Stored records:
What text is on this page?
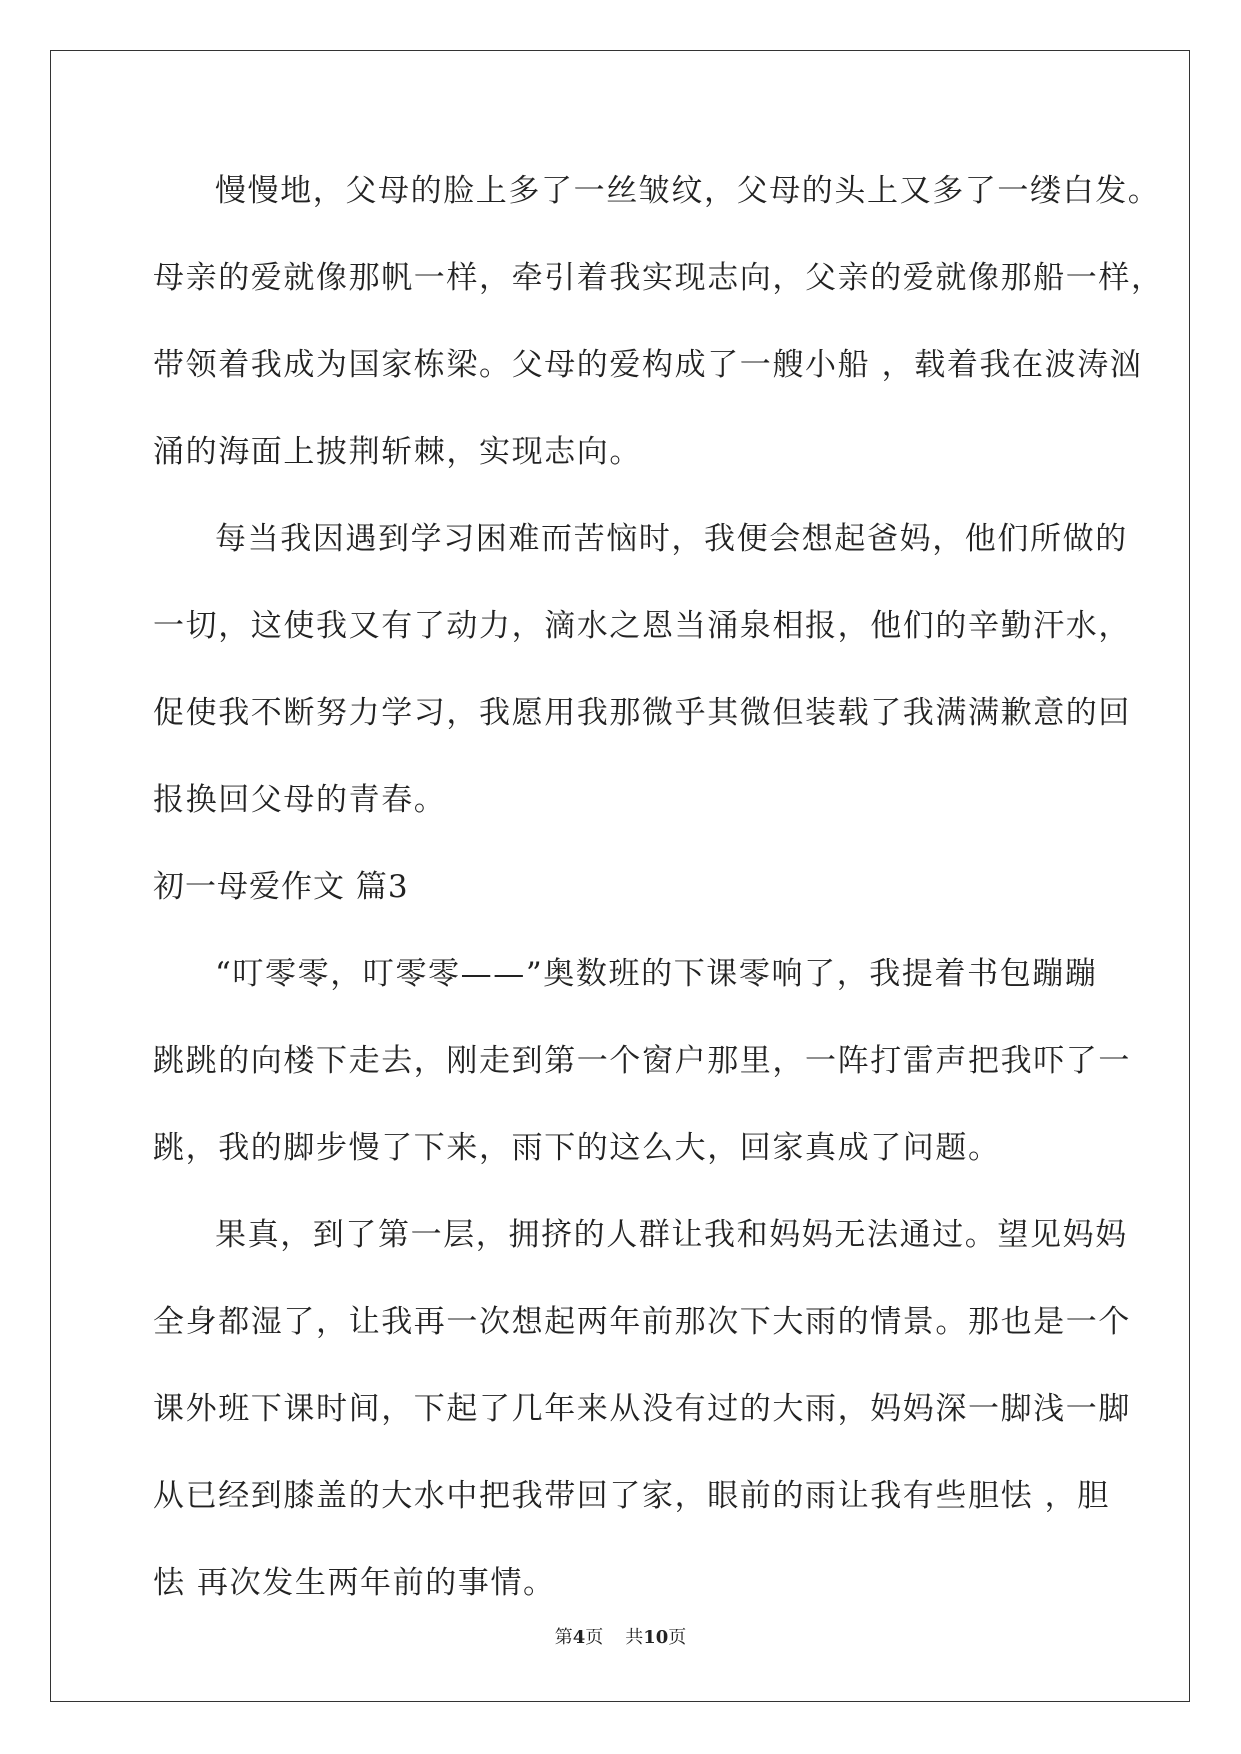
慢慢地，父母的脸上多了一丝皱纹，父母的头上又多了一缕白发。
母亲的爱就像那帆一样，牵引着我实现志向，父亲的爱就像那船一样，
带领着我成为国家栋梁。父母的爱构成了一艘小船 ，载着我在波涛汹
涌的海面上披荆斩棘，实现志向。
每当我因遇到学习困难而苦恼时，我便会想起爸妈，他们所做的
一切，这使我又有了动力，滴水之恩当涌泉相报，他们的辛勤汗水，
促使我不断努力学习，我愿用我那微乎其微但装载了我满满歉意的回
报换回父母的青春。
初一母爱作文 篇3
“叮零零，叮零零——”奥数班的下课零响了，我提着书包蹦蹦
跳跳的向楼下走去，刚走到第一个窗户那里，一阵打雷声把我吓了一
跳，我的脚步慢了下来，雨下的这么大，回家真成了问题。
果真，到了第一层，拥挤的人群让我和妈妈无法通过。望见妈妈
全身都湿了，让我再一次想起两年前那次下大雨的情景。那也是一个
课外班下课时间，下起了几年来从没有过的大雨，妈妈深一脚浅一脚
从已经到膝盖的大水中把我带回了家，眼前的雨让我有些胆怯 ，胆
怯 再次发生两年前的事情。
第4页 共10页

Aim of the task: Repeat all the records above exactly, leaving out any pictures.

Complete output:
What text is on this page?
慢慢地，父母的脸上多了一丝皱纹，父母的头上又多了一缕白发。
母亲的爱就像那帆一样，牵引着我实现志向，父亲的爱就像那船一样，
带领着我成为国家栋梁。父母的爱构成了一艘小船 ，载着我在波涛汹
涌的海面上披荆斩棘，实现志向。
每当我因遇到学习困难而苦恼时，我便会想起爸妈，他们所做的
一切，这使我又有了动力，滴水之恩当涌泉相报，他们的辛勤汗水，
促使我不断努力学习，我愿用我那微乎其微但装载了我满满歉意的回
报换回父母的青春。
初一母爱作文 篇3
“叮零零，叮零零——”奥数班的下课零响了，我提着书包蹦蹦
跳跳的向楼下走去，刚走到第一个窗户那里，一阵打雷声把我吓了一
跳，我的脚步慢了下来，雨下的这么大，回家真成了问题。
果真，到了第一层，拥挤的人群让我和妈妈无法通过。望见妈妈
全身都湿了，让我再一次想起两年前那次下大雨的情景。那也是一个
课外班下课时间，下起了几年来从没有过的大雨，妈妈深一脚浅一脚
从已经到膝盖的大水中把我带回了家，眼前的雨让我有些胆怯 ，胆
怯 再次发生两年前的事情。
第4页 共10页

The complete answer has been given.